--- TASK ---
Produce a verbatim copy of the entries listed below.

Dataset items

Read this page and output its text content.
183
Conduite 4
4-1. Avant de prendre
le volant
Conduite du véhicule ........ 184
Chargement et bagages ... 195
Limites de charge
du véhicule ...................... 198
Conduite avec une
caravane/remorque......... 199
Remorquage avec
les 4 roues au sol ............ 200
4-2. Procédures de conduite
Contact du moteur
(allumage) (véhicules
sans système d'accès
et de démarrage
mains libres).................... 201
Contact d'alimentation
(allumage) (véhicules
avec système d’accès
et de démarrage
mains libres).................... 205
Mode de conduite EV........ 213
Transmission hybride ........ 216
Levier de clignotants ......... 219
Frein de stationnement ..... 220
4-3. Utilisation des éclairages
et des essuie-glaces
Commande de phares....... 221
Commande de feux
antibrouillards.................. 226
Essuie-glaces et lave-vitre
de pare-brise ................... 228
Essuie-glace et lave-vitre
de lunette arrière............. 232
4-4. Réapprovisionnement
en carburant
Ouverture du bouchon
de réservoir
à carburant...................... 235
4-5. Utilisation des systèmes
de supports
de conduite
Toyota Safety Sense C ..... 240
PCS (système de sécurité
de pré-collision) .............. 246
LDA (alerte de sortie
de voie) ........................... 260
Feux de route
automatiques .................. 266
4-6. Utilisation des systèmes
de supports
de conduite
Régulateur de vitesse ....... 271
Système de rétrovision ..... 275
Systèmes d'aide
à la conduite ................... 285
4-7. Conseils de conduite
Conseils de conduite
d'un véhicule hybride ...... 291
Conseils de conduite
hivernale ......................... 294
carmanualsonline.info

--- ANSWER TO THE EXERCISE ---
Read this page and output its text content.
183
Conduite 4
4-1. Avant de prendre
le volant
Conduite du véhicule ........ 184
Chargement et bagages ... 195
Limites de charge
du véhicule ...................... 198
Conduite avec une
caravane/remorque......... 199
Remorquage avec
les 4 roues au sol ............ 200
4-2. Procédures de conduite
Contact du moteur
(allumage) (véhicules
sans système d'accès
et de démarrage
mains libres).................... 201
Contact d'alimentation
(allumage) (véhicules
avec système d’accès
et de démarrage
mains libres).................... 205
Mode de conduite EV........ 213
Transmission hybride ........ 216
Levier de clignotants ......... 219
Frein de stationnement ..... 220
4-3. Utilisation des éclairages
et des essuie-glaces
Commande de phares....... 221
Commande de feux
antibrouillards.................. 226
Essuie-glaces et lave-vitre
de pare-brise ................... 228
Essuie-glace et lave-vitre
de lunette arrière............. 232
4-4. Réapprovisionnement
en carburant
Ouverture du bouchon
de réservoir
à carburant...................... 235
4-5. Utilisation des systèmes
de supports
de conduite
Toyota Safety Sense C ..... 240
PCS (système de sécurité
de pré-collision) .............. 246
LDA (alerte de sortie
de voie) ........................... 260
Feux de route
automatiques .................. 266
4-6. Utilisation des systèmes
de supports
de conduite
Régulateur de vitesse ....... 271
Système de rétrovision ..... 275
Systèmes d'aide
à la conduite ................... 285
4-7. Conseils de conduite
Conseils de conduite
d'un véhicule hybride ...... 291
Conseils de conduite
hivernale ......................... 294
carmanualsonline.info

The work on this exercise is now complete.